Data records
____

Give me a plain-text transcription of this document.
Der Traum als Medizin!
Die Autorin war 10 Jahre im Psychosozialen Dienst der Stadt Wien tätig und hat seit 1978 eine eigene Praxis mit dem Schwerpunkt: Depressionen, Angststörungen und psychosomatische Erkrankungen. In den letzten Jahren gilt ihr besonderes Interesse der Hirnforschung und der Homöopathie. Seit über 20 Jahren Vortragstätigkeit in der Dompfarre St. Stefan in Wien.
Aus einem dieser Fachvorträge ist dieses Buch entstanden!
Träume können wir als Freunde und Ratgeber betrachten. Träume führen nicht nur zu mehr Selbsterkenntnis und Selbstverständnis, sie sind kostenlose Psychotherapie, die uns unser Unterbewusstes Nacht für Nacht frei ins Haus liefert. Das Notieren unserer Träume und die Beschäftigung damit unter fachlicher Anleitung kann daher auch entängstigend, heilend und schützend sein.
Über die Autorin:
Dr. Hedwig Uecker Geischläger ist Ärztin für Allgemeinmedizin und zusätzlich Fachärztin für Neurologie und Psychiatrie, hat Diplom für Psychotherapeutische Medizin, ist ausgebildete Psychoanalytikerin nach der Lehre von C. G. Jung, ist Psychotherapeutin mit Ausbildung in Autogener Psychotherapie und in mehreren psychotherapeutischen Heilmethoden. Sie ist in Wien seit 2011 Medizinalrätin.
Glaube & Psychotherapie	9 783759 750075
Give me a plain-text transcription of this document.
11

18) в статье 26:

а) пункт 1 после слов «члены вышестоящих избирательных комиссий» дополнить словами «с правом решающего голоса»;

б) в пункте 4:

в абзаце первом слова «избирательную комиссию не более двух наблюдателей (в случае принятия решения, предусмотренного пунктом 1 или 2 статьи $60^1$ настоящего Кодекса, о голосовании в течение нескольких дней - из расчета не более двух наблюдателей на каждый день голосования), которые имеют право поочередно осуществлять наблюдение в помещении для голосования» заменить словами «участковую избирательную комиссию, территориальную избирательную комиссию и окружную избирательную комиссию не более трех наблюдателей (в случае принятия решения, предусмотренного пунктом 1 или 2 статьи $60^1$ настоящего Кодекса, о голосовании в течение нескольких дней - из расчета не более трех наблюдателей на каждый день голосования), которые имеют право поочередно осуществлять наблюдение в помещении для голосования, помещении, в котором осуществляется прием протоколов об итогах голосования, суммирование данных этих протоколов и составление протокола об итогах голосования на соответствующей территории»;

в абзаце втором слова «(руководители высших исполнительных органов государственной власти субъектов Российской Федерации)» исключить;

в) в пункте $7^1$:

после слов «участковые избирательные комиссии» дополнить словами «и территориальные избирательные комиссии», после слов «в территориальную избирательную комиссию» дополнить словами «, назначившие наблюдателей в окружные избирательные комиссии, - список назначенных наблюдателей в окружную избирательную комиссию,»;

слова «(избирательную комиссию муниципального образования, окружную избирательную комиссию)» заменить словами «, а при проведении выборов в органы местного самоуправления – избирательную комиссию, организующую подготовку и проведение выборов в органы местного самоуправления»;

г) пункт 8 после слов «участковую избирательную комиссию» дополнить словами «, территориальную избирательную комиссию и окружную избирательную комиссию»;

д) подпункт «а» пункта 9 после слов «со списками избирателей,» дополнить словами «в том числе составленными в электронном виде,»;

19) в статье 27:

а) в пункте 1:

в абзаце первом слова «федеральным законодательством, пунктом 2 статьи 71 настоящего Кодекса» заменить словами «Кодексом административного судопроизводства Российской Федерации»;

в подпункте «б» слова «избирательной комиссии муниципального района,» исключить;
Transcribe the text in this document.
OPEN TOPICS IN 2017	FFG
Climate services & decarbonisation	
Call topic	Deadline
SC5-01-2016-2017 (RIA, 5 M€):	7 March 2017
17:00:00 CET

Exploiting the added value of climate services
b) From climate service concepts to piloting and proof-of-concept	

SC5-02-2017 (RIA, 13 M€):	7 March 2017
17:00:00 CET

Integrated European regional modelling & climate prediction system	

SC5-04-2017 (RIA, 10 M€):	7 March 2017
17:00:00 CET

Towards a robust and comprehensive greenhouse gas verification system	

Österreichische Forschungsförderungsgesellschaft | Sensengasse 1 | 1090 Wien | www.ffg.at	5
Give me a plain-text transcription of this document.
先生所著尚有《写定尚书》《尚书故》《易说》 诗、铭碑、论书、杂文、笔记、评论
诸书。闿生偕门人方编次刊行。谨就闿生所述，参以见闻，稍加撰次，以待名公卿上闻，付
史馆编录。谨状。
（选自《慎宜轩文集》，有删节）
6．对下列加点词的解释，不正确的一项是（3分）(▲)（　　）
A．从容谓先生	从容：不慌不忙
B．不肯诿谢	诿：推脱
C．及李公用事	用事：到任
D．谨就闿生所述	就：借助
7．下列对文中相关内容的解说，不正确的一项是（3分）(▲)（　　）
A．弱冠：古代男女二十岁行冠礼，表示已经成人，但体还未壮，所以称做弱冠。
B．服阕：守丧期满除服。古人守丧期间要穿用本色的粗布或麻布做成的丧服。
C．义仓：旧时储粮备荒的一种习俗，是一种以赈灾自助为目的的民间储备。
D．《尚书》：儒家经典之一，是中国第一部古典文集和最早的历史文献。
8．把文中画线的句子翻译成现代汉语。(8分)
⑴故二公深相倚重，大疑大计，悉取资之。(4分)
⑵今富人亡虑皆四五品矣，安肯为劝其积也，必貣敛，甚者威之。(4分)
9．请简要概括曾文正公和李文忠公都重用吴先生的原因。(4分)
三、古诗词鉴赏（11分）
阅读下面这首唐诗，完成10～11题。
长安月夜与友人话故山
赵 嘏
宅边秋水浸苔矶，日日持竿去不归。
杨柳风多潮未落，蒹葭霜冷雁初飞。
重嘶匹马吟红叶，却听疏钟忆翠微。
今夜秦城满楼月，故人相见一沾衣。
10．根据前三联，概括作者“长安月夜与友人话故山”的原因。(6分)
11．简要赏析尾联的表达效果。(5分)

____

» Challenge: Write the number of lines containing the word "March" and nothing besides it.

» Task result: 3